Here’s how to add six DNS zones (same domain name, different TLD). With the /DSPrimary option, the zone will be stored into Active Directory (rather than a file).

dnscmd /ZoneAdd domainname.bz  /DSPrimary
dnscmd /ZoneAdd domainname.biz /DSPrimary
dnscmd /ZoneAdd domainname.com /DSPrimary
dnscmd /ZoneAdd domainname.eu  /DSPrimary
dnscmd /ZoneAdd domainname.net /DSPrimary
dnscmd /ZoneAdd domainname.org /DSPrimary

And here’s how to add the same “A” record (named “www”) to each of the zones created above.

dnscmd dns-dc-hostname /RecordAdd domainname.bz  www A
dnscmd dns-dc-hostname /RecordAdd domainname.biz www A
dnscmd dns-dc-hostname /RecordAdd domainname.com www A
dnscmd dns-dc-hostname /RecordAdd domainname.eu  www A
dnscmd dns-dc-hostname /RecordAdd domainname.net www A
dnscmd dns-dc-hostname /RecordAdd domainname.org www A

As you may have guessed this is the typical scenario where you’ve got to re-create some external zones, on the internal DNS servers. That’s needed in order for the internal hosts to reach some server with the “public” DNS name, but the private IP.
━━━━━━
- PROBLEM TO SOLVE -
Write out everything in the passage on adding DNS zones from "Here’s how to add six" down to "zones created above.". The rows that come next are separate material and are not part of the passage on adding DNS zones.

- SUPPLIED MATERIAL -
━━━━━━
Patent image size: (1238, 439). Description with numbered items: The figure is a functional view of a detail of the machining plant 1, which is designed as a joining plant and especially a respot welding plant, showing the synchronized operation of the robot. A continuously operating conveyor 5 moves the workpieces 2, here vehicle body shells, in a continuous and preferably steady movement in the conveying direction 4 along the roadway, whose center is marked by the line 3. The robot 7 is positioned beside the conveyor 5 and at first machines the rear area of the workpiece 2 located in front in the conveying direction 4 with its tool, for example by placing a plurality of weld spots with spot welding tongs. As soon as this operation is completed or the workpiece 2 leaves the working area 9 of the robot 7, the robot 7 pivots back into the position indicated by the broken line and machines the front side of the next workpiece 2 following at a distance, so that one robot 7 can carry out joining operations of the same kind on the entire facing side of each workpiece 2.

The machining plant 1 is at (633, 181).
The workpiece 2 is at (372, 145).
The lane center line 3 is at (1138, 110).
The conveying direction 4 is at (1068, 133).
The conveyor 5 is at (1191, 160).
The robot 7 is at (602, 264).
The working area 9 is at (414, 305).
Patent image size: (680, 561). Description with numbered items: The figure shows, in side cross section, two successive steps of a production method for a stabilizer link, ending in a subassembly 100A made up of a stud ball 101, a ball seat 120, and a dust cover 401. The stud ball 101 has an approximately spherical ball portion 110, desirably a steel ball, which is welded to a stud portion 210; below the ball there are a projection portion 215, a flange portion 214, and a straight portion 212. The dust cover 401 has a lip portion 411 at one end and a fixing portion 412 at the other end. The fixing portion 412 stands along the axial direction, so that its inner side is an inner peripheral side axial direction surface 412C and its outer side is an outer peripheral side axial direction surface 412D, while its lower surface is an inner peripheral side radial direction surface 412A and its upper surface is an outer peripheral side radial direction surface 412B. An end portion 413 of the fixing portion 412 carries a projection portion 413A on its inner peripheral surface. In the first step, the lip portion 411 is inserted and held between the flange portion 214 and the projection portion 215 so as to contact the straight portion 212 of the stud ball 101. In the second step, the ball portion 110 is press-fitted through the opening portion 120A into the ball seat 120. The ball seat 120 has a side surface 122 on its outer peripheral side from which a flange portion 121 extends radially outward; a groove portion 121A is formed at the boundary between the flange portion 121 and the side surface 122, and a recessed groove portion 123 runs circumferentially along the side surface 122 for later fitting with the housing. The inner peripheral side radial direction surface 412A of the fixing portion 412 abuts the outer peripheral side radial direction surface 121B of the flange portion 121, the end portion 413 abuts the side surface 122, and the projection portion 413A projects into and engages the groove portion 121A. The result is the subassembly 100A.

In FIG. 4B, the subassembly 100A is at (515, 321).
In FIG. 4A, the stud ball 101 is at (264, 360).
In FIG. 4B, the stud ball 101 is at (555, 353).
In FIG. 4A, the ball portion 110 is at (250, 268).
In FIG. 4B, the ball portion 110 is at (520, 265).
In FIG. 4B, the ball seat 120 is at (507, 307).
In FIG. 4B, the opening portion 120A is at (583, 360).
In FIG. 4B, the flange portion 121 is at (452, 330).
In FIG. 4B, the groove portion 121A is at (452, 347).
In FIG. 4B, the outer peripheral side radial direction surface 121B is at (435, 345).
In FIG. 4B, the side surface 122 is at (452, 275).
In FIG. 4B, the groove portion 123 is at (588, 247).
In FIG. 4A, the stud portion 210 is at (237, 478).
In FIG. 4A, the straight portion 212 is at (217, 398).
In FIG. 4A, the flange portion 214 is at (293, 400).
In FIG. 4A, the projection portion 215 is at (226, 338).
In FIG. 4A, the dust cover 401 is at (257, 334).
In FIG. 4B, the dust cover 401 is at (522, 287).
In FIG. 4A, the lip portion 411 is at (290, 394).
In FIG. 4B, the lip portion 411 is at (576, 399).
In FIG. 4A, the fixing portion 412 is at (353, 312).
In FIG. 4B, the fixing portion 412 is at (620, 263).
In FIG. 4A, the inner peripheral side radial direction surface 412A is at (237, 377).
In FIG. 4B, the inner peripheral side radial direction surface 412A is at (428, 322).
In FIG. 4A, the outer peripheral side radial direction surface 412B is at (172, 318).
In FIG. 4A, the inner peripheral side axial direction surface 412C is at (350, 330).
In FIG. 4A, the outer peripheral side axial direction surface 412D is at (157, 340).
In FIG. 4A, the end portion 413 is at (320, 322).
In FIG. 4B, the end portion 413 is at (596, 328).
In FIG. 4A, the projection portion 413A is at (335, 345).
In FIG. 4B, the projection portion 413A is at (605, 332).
━━━━━━
- EXERCISE SOLUTION -
Here’s how to add six DNS zones (same domain name, different TLD). With the /DSPrimary option, the zone will be stored into Active Directory (rather than a file).

dnscmd /ZoneAdd domainname.bz  /DSPrimary
dnscmd /ZoneAdd domainname.biz /DSPrimary
dnscmd /ZoneAdd domainname.com /DSPrimary
dnscmd /ZoneAdd domainname.eu  /DSPrimary
dnscmd /ZoneAdd domainname.net /DSPrimary
dnscmd /ZoneAdd domainname.org /DSPrimary

And here’s how to add the same “A” record (named “www”) to each of the zones created above.